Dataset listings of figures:
___

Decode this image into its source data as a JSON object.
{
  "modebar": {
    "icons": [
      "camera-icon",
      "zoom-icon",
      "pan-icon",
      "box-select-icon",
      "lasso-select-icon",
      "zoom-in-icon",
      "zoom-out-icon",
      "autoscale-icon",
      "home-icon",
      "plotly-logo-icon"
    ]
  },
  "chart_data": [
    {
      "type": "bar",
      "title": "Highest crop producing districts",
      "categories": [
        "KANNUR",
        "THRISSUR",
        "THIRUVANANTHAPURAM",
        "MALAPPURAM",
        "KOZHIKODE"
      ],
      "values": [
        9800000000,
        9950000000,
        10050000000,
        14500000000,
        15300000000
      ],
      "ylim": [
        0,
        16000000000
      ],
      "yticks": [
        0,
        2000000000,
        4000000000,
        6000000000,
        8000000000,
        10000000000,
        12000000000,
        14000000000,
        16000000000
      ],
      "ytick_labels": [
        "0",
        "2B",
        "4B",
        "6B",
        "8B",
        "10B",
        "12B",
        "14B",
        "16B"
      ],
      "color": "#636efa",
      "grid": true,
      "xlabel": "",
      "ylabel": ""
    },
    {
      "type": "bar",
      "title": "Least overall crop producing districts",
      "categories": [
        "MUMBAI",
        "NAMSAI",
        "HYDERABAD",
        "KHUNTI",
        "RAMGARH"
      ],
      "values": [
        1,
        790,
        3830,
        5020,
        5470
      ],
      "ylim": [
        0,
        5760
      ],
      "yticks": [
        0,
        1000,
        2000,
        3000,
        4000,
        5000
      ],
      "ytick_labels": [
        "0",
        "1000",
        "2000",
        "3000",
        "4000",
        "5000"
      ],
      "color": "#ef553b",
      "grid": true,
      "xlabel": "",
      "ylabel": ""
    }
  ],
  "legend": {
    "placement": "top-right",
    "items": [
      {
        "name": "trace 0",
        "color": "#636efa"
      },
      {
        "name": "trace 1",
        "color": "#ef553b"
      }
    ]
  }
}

___

• **Goal**
Repeat the material above exactly.

• **Expected answer**
Decode this image into its source data as a JSON object.
{
  "modebar": {
    "icons": [
      "camera-icon",
      "zoom-icon",
      "pan-icon",
      "box-select-icon",
      "lasso-select-icon",
      "zoom-in-icon",
      "zoom-out-icon",
      "autoscale-icon",
      "home-icon",
      "plotly-logo-icon"
    ]
  },
  "chart_data": [
    {
      "type": "bar",
      "title": "Highest crop producing districts",
      "categories": [
        "KANNUR",
        "THRISSUR",
        "THIRUVANANTHAPURAM",
        "MALAPPURAM",
        "KOZHIKODE"
      ],
      "values": [
        9800000000,
        9950000000,
        10050000000,
        14500000000,
        15300000000
      ],
      "ylim": [
        0,
        16000000000
      ],
      "yticks": [
        0,
        2000000000,
        4000000000,
        6000000000,
        8000000000,
        10000000000,
        12000000000,
        14000000000,
        16000000000
      ],
      "ytick_labels": [
        "0",
        "2B",
        "4B",
        "6B",
        "8B",
        "10B",
        "12B",
        "14B",
        "16B"
      ],
      "color": "#636efa",
      "grid": true,
      "xlabel": "",
      "ylabel": ""
    },
    {
      "type": "bar",
      "title": "Least overall crop producing districts",
      "categories": [
        "MUMBAI",
        "NAMSAI",
        "HYDERABAD",
        "KHUNTI",
        "RAMGARH"
      ],
      "values": [
        1,
        790,
        3830,
        5020,
        5470
      ],
      "ylim": [
        0,
        5760
      ],
      "yticks": [
        0,
        1000,
        2000,
        3000,
        4000,
        5000
      ],
      "ytick_labels": [
        "0",
        "1000",
        "2000",
        "3000",
        "4000",
        "5000"
      ],
      "color": "#ef553b",
      "grid": true,
      "xlabel": "",
      "ylabel": ""
    }
  ],
  "legend": {
    "placement": "top-right",
    "items": [
      {
        "name": "trace 0",
        "color": "#636efa"
      },
      {
        "name": "trace 1",
        "color": "#ef553b"
      }
    ]
  }
}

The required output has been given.